* [Goal of the exercise]:
All of the data must be returned exactly as given.

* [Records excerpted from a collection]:
☆ ☆ ☆ ☆
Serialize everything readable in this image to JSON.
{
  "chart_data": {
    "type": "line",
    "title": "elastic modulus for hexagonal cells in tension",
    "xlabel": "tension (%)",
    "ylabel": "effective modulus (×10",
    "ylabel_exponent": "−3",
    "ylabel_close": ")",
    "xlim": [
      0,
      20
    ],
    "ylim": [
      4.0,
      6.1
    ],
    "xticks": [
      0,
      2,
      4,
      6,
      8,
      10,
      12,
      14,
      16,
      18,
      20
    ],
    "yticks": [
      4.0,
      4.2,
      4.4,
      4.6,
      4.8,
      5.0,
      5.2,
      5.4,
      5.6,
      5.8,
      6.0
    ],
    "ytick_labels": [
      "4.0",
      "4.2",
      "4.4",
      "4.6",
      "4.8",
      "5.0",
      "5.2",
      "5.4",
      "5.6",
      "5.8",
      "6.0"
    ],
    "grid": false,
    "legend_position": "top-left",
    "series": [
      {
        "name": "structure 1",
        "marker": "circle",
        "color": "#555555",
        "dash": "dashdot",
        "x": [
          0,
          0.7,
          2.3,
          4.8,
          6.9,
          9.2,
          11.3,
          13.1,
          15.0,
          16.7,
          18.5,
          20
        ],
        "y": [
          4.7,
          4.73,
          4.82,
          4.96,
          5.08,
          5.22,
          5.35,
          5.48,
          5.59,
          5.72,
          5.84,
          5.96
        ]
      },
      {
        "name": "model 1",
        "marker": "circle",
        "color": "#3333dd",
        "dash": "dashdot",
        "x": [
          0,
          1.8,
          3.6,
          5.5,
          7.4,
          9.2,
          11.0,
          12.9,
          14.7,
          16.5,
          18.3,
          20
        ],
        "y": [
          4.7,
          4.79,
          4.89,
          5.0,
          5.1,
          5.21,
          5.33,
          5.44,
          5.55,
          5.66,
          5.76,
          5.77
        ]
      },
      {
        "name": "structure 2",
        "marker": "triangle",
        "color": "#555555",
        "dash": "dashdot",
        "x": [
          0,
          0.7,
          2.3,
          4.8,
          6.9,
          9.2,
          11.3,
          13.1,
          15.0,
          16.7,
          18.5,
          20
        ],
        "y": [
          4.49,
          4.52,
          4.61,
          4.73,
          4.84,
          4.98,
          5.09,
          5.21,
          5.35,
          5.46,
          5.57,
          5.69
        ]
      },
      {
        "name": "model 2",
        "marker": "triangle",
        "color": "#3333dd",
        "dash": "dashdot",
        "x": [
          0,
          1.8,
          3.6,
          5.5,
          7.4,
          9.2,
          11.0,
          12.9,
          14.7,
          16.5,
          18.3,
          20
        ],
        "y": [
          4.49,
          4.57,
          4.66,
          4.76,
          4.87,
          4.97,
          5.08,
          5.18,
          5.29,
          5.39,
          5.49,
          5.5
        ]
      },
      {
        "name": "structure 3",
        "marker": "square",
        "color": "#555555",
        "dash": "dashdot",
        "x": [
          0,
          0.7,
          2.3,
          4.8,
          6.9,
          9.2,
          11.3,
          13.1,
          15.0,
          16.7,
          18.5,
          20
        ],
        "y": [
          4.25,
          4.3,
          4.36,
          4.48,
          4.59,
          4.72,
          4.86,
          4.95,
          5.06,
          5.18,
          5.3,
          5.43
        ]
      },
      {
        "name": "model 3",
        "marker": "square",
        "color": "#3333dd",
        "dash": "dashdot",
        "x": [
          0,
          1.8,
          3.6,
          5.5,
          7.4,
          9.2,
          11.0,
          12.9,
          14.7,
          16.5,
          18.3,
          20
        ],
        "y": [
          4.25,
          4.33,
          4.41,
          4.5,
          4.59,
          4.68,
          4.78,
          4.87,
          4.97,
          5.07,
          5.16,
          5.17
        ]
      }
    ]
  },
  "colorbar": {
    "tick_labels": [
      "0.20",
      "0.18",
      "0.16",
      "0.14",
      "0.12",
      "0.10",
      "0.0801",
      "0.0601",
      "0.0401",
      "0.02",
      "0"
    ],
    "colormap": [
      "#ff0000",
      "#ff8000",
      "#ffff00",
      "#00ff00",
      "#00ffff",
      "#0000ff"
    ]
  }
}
☆ ☆ ☆ ☆
* [Exercise output]:
Serialize everything readable in this image to JSON.
{
  "chart_data": {
    "type": "line",
    "title": "elastic modulus for hexagonal cells in tension",
    "xlabel": "tension (%)",
    "ylabel": "effective modulus (×10",
    "ylabel_exponent": "−3",
    "ylabel_close": ")",
    "xlim": [
      0,
      20
    ],
    "ylim": [
      4.0,
      6.1
    ],
    "xticks": [
      0,
      2,
      4,
      6,
      8,
      10,
      12,
      14,
      16,
      18,
      20
    ],
    "yticks": [
      4.0,
      4.2,
      4.4,
      4.6,
      4.8,
      5.0,
      5.2,
      5.4,
      5.6,
      5.8,
      6.0
    ],
    "ytick_labels": [
      "4.0",
      "4.2",
      "4.4",
      "4.6",
      "4.8",
      "5.0",
      "5.2",
      "5.4",
      "5.6",
      "5.8",
      "6.0"
    ],
    "grid": false,
    "legend_position": "top-left",
    "series": [
      {
        "name": "structure 1",
        "marker": "circle",
        "color": "#555555",
        "dash": "dashdot",
        "x": [
          0,
          0.7,
          2.3,
          4.8,
          6.9,
          9.2,
          11.3,
          13.1,
          15.0,
          16.7,
          18.5,
          20
        ],
        "y": [
          4.7,
          4.73,
          4.82,
          4.96,
          5.08,
          5.22,
          5.35,
          5.48,
          5.59,
          5.72,
          5.84,
          5.96
        ]
      },
      {
        "name": "model 1",
        "marker": "circle",
        "color": "#3333dd",
        "dash": "dashdot",
        "x": [
          0,
          1.8,
          3.6,
          5.5,
          7.4,
          9.2,
          11.0,
          12.9,
          14.7,
          16.5,
          18.3,
          20
        ],
        "y": [
          4.7,
          4.79,
          4.89,
          5.0,
          5.1,
          5.21,
          5.33,
          5.44,
          5.55,
          5.66,
          5.76,
          5.77
        ]
      },
      {
        "name": "structure 2",
        "marker": "triangle",
        "color": "#555555",
        "dash": "dashdot",
        "x": [
          0,
          0.7,
          2.3,
          4.8,
          6.9,
          9.2,
          11.3,
          13.1,
          15.0,
          16.7,
          18.5,
          20
        ],
        "y": [
          4.49,
          4.52,
          4.61,
          4.73,
          4.84,
          4.98,
          5.09,
          5.21,
          5.35,
          5.46,
          5.57,
          5.69
        ]
      },
      {
        "name": "model 2",
        "marker": "triangle",
        "color": "#3333dd",
        "dash": "dashdot",
        "x": [
          0,
          1.8,
          3.6,
          5.5,
          7.4,
          9.2,
          11.0,
          12.9,
          14.7,
          16.5,
          18.3,
          20
        ],
        "y": [
          4.49,
          4.57,
          4.66,
          4.76,
          4.87,
          4.97,
          5.08,
          5.18,
          5.29,
          5.39,
          5.49,
          5.5
        ]
      },
      {
        "name": "structure 3",
        "marker": "square",
        "color": "#555555",
        "dash": "dashdot",
        "x": [
          0,
          0.7,
          2.3,
          4.8,
          6.9,
          9.2,
          11.3,
          13.1,
          15.0,
          16.7,
          18.5,
          20
        ],
        "y": [
          4.25,
          4.3,
          4.36,
          4.48,
          4.59,
          4.72,
          4.86,
          4.95,
          5.06,
          5.18,
          5.3,
          5.43
        ]
      },
      {
        "name": "model 3",
        "marker": "square",
        "color": "#3333dd",
        "dash": "dashdot",
        "x": [
          0,
          1.8,
          3.6,
          5.5,
          7.4,
          9.2,
          11.0,
          12.9,
          14.7,
          16.5,
          18.3,
          20
        ],
        "y": [
          4.25,
          4.33,
          4.41,
          4.5,
          4.59,
          4.68,
          4.78,
          4.87,
          4.97,
          5.07,
          5.16,
          5.17
        ]
      }
    ]
  },
  "colorbar": {
    "tick_labels": [
      "0.20",
      "0.18",
      "0.16",
      "0.14",
      "0.12",
      "0.10",
      "0.0801",
      "0.0601",
      "0.0401",
      "0.02",
      "0"
    ],
    "colormap": [
      "#ff0000",
      "#ff8000",
      "#ffff00",
      "#00ff00",
      "#00ffff",
      "#0000ff"
    ]
  }
}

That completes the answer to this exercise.